--- Begin ---
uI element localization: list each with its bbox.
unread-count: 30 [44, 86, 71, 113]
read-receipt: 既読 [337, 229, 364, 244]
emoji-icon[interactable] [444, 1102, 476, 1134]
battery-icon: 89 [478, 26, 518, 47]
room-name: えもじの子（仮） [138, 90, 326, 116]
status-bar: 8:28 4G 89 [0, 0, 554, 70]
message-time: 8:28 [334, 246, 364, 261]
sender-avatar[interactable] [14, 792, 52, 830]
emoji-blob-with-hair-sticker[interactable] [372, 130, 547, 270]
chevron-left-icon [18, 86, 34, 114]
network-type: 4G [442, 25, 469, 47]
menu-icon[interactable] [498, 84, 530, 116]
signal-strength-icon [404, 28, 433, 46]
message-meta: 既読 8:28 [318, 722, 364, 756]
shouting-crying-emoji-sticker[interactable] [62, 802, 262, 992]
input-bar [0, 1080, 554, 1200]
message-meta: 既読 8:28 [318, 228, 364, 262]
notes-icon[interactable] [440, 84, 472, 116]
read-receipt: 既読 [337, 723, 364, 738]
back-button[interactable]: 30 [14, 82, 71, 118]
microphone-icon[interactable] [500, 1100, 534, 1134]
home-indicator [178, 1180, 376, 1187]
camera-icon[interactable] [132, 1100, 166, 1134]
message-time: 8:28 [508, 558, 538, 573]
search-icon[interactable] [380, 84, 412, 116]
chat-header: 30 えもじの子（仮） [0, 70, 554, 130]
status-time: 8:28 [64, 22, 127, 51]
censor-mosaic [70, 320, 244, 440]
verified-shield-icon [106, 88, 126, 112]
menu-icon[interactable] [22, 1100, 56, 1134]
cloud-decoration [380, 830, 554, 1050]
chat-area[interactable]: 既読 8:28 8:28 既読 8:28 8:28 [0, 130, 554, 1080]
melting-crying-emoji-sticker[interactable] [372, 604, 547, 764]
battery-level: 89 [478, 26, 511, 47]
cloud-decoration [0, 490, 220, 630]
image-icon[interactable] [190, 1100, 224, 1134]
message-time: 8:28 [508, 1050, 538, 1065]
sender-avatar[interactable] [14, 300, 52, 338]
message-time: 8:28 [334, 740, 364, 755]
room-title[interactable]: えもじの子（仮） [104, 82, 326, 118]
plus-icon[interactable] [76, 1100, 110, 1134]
--- End ---
Work required » Can you copy the items word for word, from their first line down through the line that contains "camera-icon[interactable] [132, 1100, 166, 1134]", including both of those lines?

Reply »
uI element localization: list each with its bbox.
unread-count: 30 [44, 86, 71, 113]
read-receipt: 既読 [337, 229, 364, 244]
emoji-icon[interactable] [444, 1102, 476, 1134]
battery-icon: 89 [478, 26, 518, 47]
room-name: えもじの子（仮） [138, 90, 326, 116]
status-bar: 8:28 4G 89 [0, 0, 554, 70]
message-time: 8:28 [334, 246, 364, 261]
sender-avatar[interactable] [14, 792, 52, 830]
emoji-blob-with-hair-sticker[interactable] [372, 130, 547, 270]
chevron-left-icon [18, 86, 34, 114]
network-type: 4G [442, 25, 469, 47]
menu-icon[interactable] [498, 84, 530, 116]
signal-strength-icon [404, 28, 433, 46]
message-meta: 既読 8:28 [318, 722, 364, 756]
shouting-crying-emoji-sticker[interactable] [62, 802, 262, 992]
input-bar [0, 1080, 554, 1200]
message-meta: 既読 8:28 [318, 228, 364, 262]
notes-icon[interactable] [440, 84, 472, 116]
read-receipt: 既読 [337, 723, 364, 738]
back-button[interactable]: 30 [14, 82, 71, 118]
microphone-icon[interactable] [500, 1100, 534, 1134]
home-indicator [178, 1180, 376, 1187]
camera-icon[interactable] [132, 1100, 166, 1134]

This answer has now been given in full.